Can you find the lines of the listing that include "arrow" and copy every one?

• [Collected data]

▼

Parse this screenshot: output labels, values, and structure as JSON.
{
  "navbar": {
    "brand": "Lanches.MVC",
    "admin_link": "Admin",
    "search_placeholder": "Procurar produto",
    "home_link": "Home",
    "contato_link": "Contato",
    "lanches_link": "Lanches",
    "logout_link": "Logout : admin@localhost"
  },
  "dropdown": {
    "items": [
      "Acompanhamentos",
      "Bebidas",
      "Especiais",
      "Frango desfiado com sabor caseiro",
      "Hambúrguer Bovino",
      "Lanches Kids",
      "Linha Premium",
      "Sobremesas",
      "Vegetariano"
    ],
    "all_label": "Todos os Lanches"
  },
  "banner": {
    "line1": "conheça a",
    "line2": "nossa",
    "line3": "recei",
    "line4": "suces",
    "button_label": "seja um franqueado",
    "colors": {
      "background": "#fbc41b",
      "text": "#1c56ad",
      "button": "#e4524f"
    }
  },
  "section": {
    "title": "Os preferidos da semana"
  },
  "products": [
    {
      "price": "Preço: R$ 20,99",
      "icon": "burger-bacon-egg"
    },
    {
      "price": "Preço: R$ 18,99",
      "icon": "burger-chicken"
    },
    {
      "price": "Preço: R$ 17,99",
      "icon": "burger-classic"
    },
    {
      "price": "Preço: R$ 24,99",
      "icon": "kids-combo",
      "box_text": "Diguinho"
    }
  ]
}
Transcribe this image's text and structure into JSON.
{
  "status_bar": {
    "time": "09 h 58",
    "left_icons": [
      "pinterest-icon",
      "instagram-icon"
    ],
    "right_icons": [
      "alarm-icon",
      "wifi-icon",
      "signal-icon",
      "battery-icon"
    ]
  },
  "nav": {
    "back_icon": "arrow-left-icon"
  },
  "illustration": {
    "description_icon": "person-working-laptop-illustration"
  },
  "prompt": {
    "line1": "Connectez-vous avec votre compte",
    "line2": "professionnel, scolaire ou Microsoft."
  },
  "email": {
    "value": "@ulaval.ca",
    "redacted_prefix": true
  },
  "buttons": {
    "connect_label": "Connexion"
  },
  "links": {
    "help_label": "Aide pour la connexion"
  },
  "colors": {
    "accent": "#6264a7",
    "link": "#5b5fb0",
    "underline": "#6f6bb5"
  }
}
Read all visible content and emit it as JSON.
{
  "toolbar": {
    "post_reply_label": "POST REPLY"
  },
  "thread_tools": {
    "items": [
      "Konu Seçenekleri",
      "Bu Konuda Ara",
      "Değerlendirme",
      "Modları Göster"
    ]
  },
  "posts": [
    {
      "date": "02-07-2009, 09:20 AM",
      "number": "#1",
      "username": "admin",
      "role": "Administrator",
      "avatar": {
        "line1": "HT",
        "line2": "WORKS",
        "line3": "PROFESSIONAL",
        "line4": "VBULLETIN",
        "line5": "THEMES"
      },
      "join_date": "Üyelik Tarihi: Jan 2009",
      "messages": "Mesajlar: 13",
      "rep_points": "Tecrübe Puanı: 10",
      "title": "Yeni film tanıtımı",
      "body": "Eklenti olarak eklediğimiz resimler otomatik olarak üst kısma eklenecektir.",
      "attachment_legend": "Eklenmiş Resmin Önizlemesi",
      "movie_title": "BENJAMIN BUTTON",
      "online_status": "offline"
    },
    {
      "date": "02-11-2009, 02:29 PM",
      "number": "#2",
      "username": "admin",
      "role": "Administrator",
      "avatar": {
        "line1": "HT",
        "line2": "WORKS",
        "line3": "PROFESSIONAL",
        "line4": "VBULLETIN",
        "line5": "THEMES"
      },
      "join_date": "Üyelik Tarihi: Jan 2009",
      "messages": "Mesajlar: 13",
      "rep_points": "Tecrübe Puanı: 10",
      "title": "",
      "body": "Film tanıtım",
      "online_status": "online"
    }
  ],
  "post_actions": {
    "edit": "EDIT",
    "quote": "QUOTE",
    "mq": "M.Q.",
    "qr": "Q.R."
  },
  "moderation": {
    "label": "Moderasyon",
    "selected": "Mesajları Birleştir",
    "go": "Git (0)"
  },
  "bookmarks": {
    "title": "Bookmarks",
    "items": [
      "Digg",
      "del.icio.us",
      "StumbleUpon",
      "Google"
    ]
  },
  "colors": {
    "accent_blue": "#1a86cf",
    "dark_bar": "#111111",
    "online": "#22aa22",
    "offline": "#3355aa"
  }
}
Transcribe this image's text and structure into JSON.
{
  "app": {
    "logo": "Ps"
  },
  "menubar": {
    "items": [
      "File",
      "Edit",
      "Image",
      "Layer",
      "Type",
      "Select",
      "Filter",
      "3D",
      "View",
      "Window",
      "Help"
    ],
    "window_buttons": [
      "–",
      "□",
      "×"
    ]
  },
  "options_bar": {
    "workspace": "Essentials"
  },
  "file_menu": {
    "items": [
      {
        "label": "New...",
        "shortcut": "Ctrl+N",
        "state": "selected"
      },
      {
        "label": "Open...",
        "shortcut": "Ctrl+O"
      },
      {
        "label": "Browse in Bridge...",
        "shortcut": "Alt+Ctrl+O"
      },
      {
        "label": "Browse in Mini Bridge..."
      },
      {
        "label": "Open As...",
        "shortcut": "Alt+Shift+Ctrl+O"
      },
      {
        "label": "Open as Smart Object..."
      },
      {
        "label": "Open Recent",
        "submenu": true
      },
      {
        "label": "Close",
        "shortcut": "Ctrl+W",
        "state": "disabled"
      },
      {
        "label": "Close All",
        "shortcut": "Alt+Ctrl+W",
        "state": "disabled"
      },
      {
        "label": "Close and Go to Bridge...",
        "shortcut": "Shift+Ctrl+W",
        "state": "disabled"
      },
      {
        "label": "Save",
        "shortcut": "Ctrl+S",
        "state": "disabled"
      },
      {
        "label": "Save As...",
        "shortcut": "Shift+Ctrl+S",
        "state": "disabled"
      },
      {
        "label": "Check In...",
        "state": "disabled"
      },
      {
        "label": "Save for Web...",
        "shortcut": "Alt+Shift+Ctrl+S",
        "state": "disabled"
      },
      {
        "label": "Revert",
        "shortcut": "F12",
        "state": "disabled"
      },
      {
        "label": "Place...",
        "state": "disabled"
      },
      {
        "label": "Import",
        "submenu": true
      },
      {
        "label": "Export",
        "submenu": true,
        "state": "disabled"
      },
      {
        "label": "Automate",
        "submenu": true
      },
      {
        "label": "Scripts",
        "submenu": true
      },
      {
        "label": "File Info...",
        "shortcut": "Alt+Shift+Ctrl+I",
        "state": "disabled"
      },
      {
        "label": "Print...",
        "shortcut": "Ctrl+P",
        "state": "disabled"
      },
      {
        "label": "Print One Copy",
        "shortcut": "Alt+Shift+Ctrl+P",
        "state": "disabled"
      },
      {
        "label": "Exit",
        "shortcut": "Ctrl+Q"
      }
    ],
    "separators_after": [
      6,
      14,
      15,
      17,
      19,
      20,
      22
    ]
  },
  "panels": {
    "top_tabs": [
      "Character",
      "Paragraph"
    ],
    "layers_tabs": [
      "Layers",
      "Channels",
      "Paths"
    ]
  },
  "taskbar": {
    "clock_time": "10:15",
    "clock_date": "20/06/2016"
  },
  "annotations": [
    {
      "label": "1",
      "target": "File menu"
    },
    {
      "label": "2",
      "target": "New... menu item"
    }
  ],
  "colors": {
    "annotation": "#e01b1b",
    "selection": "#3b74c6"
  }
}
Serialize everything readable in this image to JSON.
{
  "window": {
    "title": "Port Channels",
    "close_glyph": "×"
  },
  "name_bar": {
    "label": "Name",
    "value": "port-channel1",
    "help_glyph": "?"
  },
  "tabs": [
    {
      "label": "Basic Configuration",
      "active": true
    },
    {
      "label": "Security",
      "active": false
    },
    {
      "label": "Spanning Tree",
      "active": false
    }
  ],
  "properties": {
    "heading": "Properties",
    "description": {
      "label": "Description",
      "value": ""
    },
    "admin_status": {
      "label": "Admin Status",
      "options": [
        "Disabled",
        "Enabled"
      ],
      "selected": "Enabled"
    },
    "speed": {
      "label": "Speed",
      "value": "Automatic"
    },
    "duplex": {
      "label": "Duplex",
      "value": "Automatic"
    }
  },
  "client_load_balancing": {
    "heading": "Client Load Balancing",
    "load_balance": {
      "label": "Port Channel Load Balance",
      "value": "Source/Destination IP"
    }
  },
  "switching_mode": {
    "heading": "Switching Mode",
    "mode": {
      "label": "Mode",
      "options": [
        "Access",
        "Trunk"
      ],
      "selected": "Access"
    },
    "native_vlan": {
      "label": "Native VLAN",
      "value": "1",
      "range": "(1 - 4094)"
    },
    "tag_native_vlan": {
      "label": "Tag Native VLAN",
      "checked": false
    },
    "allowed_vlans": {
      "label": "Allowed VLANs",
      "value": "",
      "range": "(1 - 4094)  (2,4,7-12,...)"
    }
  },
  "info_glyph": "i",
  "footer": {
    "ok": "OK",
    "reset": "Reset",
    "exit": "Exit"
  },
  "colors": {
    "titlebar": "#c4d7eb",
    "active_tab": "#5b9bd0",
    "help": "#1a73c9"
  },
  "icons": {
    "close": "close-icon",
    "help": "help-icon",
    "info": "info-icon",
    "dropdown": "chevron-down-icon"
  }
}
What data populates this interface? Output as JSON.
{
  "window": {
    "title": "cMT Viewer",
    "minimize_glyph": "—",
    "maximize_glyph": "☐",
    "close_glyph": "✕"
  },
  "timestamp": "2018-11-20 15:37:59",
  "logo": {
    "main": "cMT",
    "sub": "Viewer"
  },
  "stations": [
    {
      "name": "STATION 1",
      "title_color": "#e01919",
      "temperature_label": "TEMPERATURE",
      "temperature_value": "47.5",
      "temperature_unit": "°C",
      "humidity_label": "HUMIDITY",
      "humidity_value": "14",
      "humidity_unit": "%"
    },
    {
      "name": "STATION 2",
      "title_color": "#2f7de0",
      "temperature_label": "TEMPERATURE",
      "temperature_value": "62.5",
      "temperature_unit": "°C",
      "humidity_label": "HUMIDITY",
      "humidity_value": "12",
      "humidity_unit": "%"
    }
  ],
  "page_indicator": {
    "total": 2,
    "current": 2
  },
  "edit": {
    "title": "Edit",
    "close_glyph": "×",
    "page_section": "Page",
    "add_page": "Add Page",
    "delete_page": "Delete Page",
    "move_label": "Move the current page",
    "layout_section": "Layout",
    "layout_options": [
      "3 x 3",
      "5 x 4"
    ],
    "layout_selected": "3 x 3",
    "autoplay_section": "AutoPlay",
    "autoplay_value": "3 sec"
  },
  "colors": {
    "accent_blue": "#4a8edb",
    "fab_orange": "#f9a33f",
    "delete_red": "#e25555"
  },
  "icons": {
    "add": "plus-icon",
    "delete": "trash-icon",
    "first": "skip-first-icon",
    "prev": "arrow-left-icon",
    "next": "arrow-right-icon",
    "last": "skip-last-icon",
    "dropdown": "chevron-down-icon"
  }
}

▲

• [ANSWER TO THE TASK]
    "back_icon": "arrow-left-icon"
    "prev": "arrow-left-icon",
    "next": "arrow-right-icon",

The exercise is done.